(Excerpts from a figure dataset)
==========

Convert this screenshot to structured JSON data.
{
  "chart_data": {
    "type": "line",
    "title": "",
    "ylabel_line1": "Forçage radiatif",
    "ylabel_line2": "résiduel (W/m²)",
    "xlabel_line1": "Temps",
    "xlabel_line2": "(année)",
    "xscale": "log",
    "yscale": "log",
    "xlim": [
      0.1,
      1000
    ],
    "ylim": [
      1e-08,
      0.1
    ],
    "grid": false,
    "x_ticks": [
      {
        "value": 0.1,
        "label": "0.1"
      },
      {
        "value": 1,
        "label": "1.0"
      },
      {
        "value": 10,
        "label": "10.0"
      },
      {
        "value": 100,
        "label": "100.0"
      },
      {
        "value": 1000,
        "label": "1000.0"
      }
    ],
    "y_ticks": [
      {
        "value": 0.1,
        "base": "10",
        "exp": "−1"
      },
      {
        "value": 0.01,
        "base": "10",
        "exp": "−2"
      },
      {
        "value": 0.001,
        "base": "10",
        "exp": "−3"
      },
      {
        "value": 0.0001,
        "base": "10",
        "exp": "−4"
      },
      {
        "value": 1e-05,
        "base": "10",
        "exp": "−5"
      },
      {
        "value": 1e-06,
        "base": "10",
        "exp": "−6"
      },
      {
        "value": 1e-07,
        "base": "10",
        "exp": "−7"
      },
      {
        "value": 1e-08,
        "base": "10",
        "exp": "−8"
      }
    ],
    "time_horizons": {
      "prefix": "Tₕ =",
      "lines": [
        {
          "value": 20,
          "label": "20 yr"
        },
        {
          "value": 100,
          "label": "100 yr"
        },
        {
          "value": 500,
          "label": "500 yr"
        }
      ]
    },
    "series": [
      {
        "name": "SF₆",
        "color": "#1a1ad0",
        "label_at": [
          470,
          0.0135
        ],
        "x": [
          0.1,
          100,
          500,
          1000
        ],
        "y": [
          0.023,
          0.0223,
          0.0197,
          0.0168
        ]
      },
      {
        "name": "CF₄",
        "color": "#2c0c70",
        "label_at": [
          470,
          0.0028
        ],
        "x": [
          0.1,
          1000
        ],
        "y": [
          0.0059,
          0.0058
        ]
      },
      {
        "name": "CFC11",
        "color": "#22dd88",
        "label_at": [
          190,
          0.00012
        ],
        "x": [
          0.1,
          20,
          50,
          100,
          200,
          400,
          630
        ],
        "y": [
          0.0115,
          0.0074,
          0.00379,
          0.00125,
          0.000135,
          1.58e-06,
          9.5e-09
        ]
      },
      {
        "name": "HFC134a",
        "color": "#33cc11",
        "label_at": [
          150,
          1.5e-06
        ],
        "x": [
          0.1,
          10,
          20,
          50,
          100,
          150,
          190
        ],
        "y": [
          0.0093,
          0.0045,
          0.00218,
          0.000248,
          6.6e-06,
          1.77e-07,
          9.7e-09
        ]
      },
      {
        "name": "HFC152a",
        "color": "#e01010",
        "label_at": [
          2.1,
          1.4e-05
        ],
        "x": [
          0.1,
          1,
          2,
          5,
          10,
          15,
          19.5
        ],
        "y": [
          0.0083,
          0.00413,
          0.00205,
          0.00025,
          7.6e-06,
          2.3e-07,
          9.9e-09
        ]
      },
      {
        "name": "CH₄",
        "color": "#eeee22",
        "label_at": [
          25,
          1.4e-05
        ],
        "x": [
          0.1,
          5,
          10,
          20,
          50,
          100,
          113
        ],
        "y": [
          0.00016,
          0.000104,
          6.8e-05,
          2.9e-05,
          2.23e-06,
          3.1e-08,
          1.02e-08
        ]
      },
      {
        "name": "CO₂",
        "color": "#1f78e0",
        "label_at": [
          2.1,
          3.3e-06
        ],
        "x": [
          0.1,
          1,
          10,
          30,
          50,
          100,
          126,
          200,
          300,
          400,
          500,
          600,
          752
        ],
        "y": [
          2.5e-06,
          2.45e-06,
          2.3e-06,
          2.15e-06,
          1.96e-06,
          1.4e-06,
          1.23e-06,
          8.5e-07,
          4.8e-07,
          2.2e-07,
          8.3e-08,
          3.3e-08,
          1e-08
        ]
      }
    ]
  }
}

==========

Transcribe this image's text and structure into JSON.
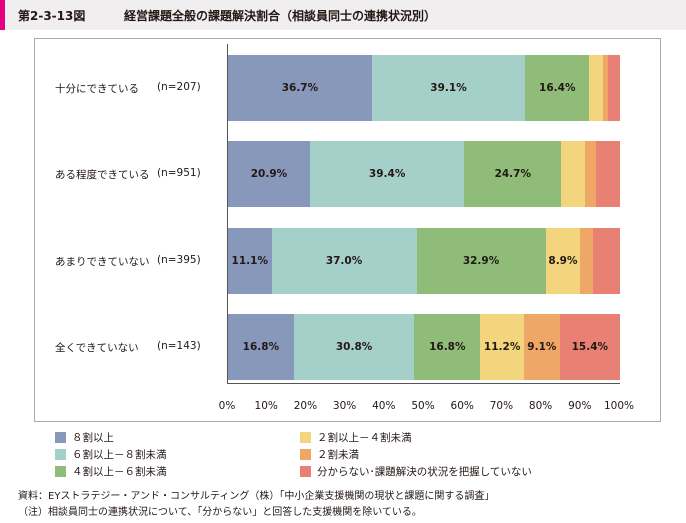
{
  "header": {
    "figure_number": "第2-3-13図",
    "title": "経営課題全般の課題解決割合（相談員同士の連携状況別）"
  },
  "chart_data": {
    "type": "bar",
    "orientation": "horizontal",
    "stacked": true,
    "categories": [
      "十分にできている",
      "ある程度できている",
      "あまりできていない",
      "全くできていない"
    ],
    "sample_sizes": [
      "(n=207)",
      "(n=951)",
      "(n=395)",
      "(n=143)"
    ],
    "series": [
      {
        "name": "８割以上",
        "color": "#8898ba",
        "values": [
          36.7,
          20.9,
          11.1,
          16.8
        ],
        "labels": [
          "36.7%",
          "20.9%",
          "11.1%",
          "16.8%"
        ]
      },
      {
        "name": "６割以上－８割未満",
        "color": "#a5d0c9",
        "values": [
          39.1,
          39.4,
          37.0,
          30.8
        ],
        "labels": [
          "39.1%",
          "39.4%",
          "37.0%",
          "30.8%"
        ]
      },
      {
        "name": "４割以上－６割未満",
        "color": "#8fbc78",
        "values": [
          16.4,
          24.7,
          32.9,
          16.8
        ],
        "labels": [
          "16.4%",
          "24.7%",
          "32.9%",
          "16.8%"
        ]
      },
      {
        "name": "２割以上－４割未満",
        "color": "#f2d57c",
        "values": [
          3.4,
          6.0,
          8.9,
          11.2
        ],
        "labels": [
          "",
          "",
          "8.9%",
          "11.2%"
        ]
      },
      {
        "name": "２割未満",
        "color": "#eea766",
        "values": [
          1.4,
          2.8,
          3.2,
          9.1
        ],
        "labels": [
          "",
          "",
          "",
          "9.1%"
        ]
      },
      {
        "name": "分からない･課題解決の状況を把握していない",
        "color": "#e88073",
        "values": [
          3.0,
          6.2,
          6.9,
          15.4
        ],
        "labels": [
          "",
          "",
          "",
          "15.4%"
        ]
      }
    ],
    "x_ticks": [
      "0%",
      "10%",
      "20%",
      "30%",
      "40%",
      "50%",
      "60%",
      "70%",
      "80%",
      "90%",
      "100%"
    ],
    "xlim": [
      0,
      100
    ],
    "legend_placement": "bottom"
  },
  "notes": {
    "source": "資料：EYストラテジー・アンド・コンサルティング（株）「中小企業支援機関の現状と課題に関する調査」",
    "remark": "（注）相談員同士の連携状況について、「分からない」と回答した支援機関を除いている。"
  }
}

==========

YOUR TASK: From the entries above, collect every line with the string "title" in it.

FINAL RESULT:
    "title": "",
    "title": "経営課題全般の課題解決割合（相談員同士の連携状況別）"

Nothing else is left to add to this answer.